- Data shown -
>> Start
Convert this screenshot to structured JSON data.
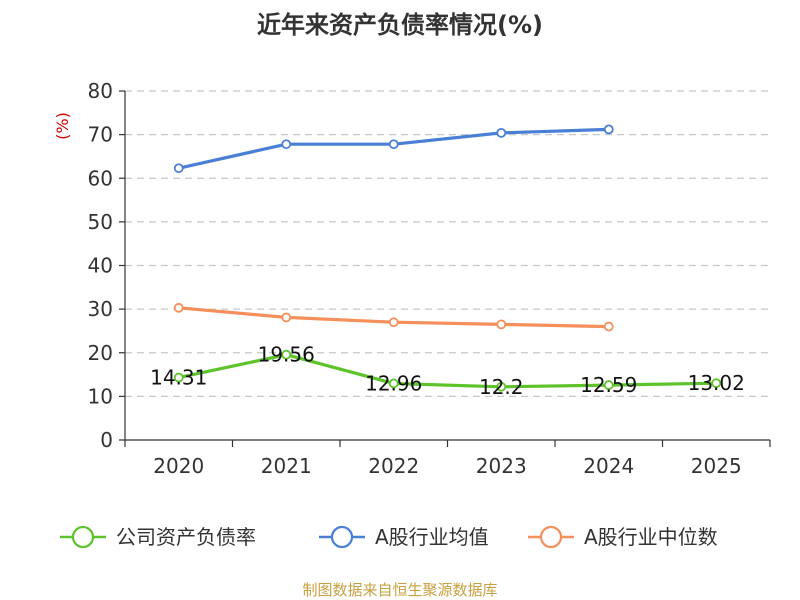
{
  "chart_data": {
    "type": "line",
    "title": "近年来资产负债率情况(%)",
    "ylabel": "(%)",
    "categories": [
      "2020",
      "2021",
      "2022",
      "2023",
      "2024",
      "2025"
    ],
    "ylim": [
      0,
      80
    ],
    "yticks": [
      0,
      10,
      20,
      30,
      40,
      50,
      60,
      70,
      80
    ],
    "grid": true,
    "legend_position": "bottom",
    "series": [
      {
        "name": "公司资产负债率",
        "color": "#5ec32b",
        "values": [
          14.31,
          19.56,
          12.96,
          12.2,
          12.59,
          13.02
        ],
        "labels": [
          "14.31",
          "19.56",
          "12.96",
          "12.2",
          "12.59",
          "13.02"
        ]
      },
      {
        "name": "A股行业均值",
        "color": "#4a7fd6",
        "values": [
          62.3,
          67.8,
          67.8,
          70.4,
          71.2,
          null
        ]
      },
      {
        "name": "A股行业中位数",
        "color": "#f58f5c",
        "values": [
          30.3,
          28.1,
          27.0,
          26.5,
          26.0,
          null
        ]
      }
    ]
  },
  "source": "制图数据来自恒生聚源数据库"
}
>> End
- Written problem -
Write out all the entries exactly, except for the pictures.

- Answer in full -
Convert this screenshot to structured JSON data.
{
  "chart_data": {
    "type": "line",
    "title": "近年来资产负债率情况(%)",
    "ylabel": "(%)",
    "categories": [
      "2020",
      "2021",
      "2022",
      "2023",
      "2024",
      "2025"
    ],
    "ylim": [
      0,
      80
    ],
    "yticks": [
      0,
      10,
      20,
      30,
      40,
      50,
      60,
      70,
      80
    ],
    "grid": true,
    "legend_position": "bottom",
    "series": [
      {
        "name": "公司资产负债率",
        "color": "#5ec32b",
        "values": [
          14.31,
          19.56,
          12.96,
          12.2,
          12.59,
          13.02
        ],
        "labels": [
          "14.31",
          "19.56",
          "12.96",
          "12.2",
          "12.59",
          "13.02"
        ]
      },
      {
        "name": "A股行业均值",
        "color": "#4a7fd6",
        "values": [
          62.3,
          67.8,
          67.8,
          70.4,
          71.2,
          null
        ]
      },
      {
        "name": "A股行业中位数",
        "color": "#f58f5c",
        "values": [
          30.3,
          28.1,
          27.0,
          26.5,
          26.0,
          null
        ]
      }
    ]
  },
  "source": "制图数据来自恒生聚源数据库"
}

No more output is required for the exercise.